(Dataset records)
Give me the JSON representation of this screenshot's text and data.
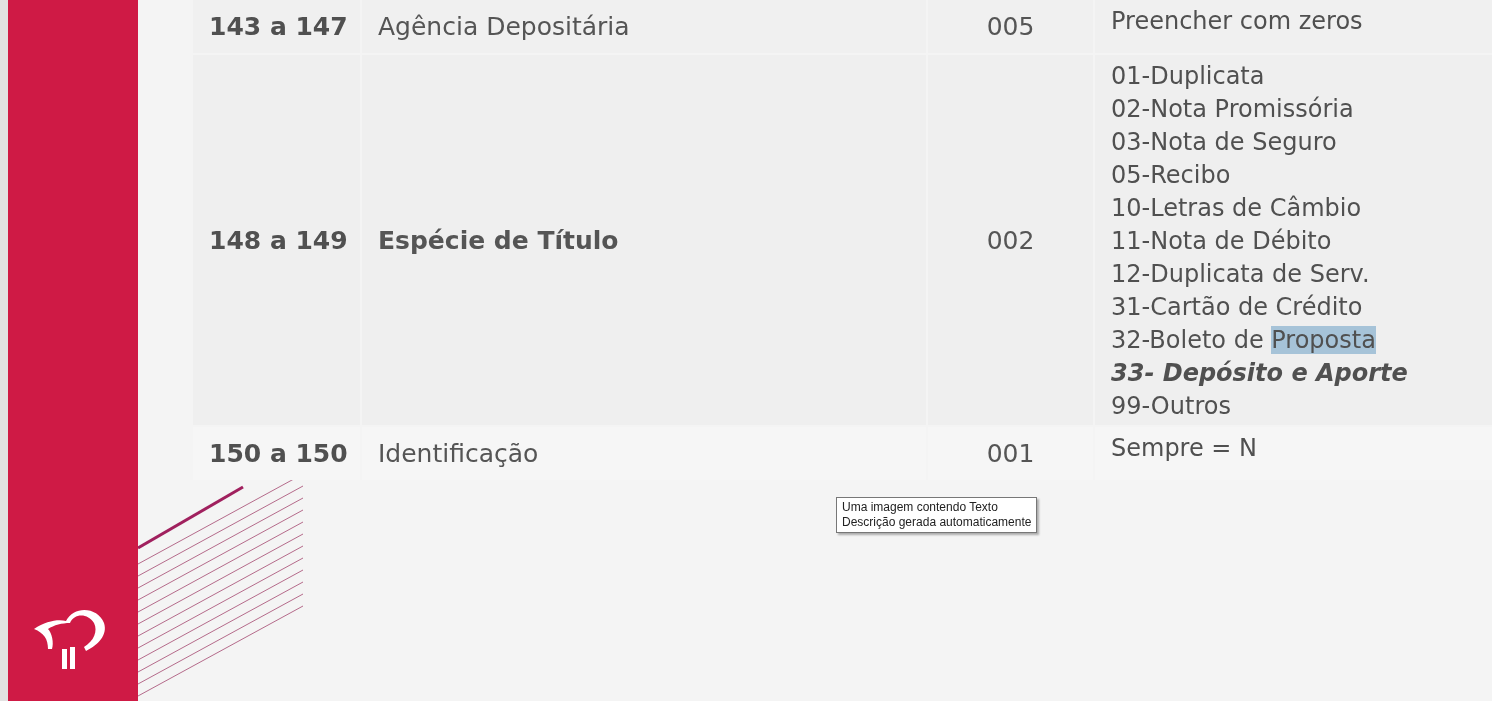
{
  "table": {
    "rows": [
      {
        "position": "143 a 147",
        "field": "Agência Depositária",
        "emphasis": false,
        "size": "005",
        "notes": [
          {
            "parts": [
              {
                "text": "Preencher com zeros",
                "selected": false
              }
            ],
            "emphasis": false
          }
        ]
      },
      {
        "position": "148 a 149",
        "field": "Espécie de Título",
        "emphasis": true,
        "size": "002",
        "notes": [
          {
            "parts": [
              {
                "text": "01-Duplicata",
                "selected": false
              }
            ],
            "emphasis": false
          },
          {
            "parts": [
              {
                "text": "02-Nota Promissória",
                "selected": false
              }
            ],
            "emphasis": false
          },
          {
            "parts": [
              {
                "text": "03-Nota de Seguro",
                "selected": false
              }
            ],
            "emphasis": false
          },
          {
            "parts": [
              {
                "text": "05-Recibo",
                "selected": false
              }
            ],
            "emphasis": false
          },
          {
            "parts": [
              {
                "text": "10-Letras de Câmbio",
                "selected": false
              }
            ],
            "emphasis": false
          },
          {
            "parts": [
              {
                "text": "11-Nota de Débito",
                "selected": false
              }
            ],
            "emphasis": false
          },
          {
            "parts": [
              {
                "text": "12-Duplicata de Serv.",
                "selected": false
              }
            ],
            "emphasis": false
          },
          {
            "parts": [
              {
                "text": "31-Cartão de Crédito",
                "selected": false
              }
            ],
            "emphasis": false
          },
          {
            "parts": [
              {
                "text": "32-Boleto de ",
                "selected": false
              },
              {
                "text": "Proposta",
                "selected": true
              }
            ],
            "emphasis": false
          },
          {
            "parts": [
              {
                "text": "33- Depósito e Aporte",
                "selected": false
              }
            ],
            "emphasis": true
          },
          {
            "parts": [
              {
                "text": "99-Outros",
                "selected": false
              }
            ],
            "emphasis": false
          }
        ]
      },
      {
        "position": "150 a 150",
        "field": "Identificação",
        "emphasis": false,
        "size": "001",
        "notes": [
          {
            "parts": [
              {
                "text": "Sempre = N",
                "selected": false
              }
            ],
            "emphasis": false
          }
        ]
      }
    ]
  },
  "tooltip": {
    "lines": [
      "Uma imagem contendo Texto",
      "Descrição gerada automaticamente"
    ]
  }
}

* What is expected *
Return each line from the material above exactly, but not the pictures.

* Exercise output *
Give me the JSON representation of this screenshot's text and data.
{
  "table": {
    "rows": [
      {
        "position": "143 a 147",
        "field": "Agência Depositária",
        "emphasis": false,
        "size": "005",
        "notes": [
          {
            "parts": [
              {
                "text": "Preencher com zeros",
                "selected": false
              }
            ],
            "emphasis": false
          }
        ]
      },
      {
        "position": "148 a 149",
        "field": "Espécie de Título",
        "emphasis": true,
        "size": "002",
        "notes": [
          {
            "parts": [
              {
                "text": "01-Duplicata",
                "selected": false
              }
            ],
            "emphasis": false
          },
          {
            "parts": [
              {
                "text": "02-Nota Promissória",
                "selected": false
              }
            ],
            "emphasis": false
          },
          {
            "parts": [
              {
                "text": "03-Nota de Seguro",
                "selected": false
              }
            ],
            "emphasis": false
          },
          {
            "parts": [
              {
                "text": "05-Recibo",
                "selected": false
              }
            ],
            "emphasis": false
          },
          {
            "parts": [
              {
                "text": "10-Letras de Câmbio",
                "selected": false
              }
            ],
            "emphasis": false
          },
          {
            "parts": [
              {
                "text": "11-Nota de Débito",
                "selected": false
              }
            ],
            "emphasis": false
          },
          {
            "parts": [
              {
                "text": "12-Duplicata de Serv.",
                "selected": false
              }
            ],
            "emphasis": false
          },
          {
            "parts": [
              {
                "text": "31-Cartão de Crédito",
                "selected": false
              }
            ],
            "emphasis": false
          },
          {
            "parts": [
              {
                "text": "32-Boleto de ",
                "selected": false
              },
              {
                "text": "Proposta",
                "selected": true
              }
            ],
            "emphasis": false
          },
          {
            "parts": [
              {
                "text": "33- Depósito e Aporte",
                "selected": false
              }
            ],
            "emphasis": true
          },
          {
            "parts": [
              {
                "text": "99-Outros",
                "selected": false
              }
            ],
            "emphasis": false
          }
        ]
      },
      {
        "position": "150 a 150",
        "field": "Identificação",
        "emphasis": false,
        "size": "001",
        "notes": [
          {
            "parts": [
              {
                "text": "Sempre = N",
                "selected": false
              }
            ],
            "emphasis": false
          }
        ]
      }
    ]
  },
  "tooltip": {
    "lines": [
      "Uma imagem contendo Texto",
      "Descrição gerada automaticamente"
    ]
  }
}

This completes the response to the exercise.